The problem:
Search the data for the word "facing" and copy every line where it occurs.

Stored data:
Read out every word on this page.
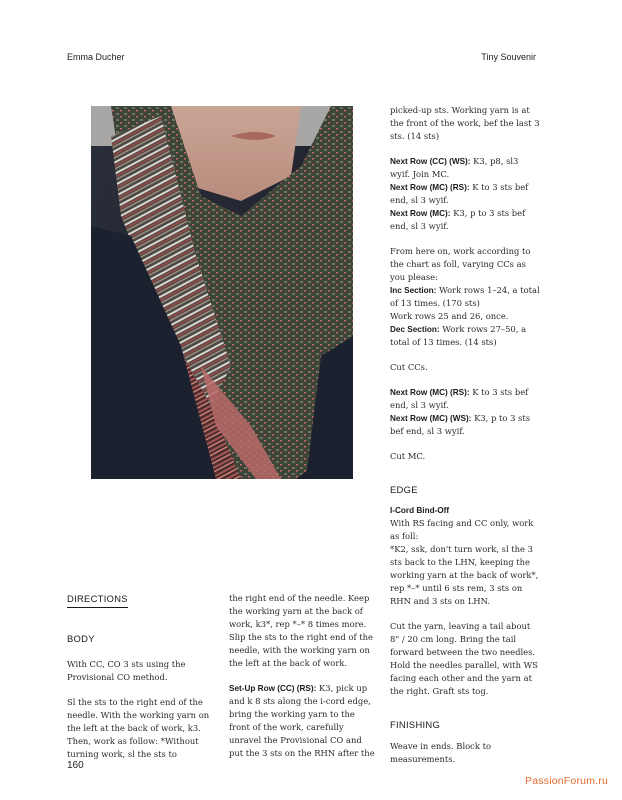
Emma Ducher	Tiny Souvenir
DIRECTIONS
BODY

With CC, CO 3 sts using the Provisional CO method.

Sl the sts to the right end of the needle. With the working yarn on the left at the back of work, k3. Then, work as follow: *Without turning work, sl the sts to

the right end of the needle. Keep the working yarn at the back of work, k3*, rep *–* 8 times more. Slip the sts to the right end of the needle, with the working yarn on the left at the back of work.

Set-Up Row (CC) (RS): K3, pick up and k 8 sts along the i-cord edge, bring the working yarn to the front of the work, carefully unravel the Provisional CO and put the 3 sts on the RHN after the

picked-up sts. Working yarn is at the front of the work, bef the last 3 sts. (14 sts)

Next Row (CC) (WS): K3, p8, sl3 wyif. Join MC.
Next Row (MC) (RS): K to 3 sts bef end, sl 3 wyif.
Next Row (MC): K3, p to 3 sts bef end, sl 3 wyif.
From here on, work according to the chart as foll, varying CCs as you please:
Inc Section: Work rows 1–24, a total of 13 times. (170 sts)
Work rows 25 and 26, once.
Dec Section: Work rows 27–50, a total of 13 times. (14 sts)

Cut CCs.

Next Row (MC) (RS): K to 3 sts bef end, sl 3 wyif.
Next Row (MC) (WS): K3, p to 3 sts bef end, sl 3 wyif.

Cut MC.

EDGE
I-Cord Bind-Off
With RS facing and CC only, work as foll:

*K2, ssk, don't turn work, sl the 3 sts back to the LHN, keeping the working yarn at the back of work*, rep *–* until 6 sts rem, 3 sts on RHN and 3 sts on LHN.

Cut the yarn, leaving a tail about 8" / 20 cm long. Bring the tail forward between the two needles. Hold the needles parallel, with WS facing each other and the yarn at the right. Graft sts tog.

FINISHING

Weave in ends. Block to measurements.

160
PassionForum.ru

...

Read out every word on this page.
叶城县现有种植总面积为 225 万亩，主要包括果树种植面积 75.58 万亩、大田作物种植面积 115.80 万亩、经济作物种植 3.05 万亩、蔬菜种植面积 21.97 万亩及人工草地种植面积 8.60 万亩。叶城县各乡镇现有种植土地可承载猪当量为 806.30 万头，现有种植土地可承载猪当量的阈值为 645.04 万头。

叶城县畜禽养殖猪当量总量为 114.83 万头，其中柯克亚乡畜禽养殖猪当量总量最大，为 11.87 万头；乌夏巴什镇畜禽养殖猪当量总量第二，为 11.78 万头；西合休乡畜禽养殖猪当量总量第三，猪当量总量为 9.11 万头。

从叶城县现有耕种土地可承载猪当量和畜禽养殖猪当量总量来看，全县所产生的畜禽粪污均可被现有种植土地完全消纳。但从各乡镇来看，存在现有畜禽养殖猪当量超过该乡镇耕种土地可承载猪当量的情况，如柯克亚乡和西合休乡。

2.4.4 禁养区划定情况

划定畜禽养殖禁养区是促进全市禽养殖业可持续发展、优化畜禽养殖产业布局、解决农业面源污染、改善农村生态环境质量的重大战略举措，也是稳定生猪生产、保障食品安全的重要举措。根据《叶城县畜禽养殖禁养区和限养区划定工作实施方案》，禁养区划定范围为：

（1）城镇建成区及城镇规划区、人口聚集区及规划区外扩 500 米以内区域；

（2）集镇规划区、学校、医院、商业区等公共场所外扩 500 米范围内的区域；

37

Answer for the task:
With RS facing and CC only, work as foll:
Cut the yarn, leaving a tail about 8" / 20 cm long. Bring the tail forward between the two needles. Hold the needles parallel, with WS facing each other and the yarn at the right. Graft sts tog.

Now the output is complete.